### WHAT YOU HAVE TO DO
From the listing below, tally the lines that include "考查代词辨析". Return only the total.

### GIVEN ENTRIES
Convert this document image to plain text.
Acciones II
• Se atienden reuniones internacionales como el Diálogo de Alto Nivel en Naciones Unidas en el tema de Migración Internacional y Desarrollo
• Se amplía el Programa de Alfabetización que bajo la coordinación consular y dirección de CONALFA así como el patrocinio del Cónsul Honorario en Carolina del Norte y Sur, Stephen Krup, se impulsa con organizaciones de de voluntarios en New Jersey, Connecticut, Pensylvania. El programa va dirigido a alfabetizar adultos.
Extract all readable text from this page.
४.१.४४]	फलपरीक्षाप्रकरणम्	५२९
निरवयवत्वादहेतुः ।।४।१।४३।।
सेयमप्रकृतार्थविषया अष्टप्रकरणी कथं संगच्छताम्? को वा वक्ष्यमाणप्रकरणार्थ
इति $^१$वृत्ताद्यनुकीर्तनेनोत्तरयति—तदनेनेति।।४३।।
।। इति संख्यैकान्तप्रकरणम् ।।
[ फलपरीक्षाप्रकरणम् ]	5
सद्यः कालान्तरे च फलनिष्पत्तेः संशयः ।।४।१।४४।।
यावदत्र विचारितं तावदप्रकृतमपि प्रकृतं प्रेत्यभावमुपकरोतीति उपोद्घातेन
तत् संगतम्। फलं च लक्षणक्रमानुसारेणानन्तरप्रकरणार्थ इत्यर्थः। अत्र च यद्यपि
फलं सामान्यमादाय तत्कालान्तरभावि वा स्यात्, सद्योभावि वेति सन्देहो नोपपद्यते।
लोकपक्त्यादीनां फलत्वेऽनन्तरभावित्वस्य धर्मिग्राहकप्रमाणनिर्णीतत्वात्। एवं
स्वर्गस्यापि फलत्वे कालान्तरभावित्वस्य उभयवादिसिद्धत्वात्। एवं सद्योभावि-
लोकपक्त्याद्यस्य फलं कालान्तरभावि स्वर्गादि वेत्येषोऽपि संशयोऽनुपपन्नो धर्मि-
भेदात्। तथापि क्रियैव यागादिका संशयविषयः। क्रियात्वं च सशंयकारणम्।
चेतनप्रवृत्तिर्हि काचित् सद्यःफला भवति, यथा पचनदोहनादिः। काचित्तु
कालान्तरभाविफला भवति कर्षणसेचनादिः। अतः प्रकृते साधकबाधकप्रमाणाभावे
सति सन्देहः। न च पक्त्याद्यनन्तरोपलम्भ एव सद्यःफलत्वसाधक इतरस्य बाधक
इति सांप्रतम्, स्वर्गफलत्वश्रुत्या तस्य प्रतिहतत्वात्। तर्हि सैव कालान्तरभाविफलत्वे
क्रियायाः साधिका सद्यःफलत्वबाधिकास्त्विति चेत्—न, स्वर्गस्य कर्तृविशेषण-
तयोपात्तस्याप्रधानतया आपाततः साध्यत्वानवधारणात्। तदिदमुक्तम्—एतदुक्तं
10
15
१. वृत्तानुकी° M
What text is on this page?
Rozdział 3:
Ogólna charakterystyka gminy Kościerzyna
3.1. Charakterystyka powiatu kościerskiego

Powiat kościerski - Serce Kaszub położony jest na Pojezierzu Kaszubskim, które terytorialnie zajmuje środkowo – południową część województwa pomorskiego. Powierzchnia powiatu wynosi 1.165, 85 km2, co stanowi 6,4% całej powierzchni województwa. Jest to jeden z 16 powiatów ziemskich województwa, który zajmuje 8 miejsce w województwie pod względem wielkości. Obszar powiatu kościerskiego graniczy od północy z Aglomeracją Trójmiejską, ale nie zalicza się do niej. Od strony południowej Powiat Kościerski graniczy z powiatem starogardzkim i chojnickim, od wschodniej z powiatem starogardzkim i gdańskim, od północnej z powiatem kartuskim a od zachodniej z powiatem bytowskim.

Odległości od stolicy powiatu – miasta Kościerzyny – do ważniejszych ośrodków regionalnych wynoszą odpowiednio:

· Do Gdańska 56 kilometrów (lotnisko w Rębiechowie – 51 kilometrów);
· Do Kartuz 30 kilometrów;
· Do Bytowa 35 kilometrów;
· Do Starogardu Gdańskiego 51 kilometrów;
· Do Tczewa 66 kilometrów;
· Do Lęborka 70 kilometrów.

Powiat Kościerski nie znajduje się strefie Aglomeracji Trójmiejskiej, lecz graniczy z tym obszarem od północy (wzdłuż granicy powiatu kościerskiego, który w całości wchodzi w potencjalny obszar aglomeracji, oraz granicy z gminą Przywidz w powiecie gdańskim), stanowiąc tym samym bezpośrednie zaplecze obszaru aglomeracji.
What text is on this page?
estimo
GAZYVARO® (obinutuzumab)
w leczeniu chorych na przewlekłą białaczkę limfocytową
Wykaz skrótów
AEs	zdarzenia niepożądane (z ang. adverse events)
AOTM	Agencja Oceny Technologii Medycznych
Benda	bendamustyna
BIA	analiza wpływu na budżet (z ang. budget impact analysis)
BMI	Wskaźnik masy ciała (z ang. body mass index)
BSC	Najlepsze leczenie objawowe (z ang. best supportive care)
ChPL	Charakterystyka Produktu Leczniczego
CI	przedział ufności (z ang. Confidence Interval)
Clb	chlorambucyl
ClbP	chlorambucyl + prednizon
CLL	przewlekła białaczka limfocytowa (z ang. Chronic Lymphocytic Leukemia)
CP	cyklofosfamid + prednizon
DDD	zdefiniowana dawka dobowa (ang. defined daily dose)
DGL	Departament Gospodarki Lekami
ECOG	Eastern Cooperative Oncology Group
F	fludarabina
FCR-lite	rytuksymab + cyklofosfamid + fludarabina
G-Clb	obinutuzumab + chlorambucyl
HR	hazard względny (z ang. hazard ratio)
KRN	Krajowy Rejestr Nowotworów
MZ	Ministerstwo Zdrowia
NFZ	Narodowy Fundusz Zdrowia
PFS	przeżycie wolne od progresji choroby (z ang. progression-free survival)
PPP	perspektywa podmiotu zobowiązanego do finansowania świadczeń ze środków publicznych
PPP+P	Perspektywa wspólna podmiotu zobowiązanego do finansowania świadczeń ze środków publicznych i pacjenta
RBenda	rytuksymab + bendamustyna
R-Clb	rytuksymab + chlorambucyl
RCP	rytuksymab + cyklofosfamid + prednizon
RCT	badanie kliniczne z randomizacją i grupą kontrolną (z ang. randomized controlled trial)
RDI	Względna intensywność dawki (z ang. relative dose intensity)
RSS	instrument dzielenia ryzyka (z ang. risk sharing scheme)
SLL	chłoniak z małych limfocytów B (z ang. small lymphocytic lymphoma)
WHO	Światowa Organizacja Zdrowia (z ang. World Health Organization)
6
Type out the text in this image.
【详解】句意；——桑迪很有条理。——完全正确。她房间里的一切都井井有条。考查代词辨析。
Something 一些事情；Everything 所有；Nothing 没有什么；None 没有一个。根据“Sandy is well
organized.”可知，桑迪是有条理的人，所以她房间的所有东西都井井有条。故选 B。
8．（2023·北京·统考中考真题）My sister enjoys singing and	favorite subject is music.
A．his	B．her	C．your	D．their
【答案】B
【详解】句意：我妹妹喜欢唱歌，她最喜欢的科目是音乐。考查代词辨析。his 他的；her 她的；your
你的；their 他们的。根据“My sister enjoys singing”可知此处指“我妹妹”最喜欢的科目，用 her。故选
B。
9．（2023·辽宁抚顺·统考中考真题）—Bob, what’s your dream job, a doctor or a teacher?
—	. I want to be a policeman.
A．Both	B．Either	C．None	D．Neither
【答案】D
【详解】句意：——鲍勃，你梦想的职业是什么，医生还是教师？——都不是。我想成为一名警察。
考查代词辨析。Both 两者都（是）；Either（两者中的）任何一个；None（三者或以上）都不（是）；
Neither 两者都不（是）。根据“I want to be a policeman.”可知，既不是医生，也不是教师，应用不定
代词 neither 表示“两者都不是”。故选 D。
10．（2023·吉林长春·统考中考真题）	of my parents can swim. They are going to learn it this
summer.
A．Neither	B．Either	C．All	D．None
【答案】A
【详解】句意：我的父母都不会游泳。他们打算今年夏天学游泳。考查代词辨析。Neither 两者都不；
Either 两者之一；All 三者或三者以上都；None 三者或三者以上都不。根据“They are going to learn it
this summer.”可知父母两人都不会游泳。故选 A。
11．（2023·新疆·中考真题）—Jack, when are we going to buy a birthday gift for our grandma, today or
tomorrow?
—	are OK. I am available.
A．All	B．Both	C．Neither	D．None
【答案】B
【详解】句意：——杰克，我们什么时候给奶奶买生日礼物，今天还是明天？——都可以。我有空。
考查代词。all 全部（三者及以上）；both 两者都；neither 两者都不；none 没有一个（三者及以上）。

### EXERCISE RESULT
4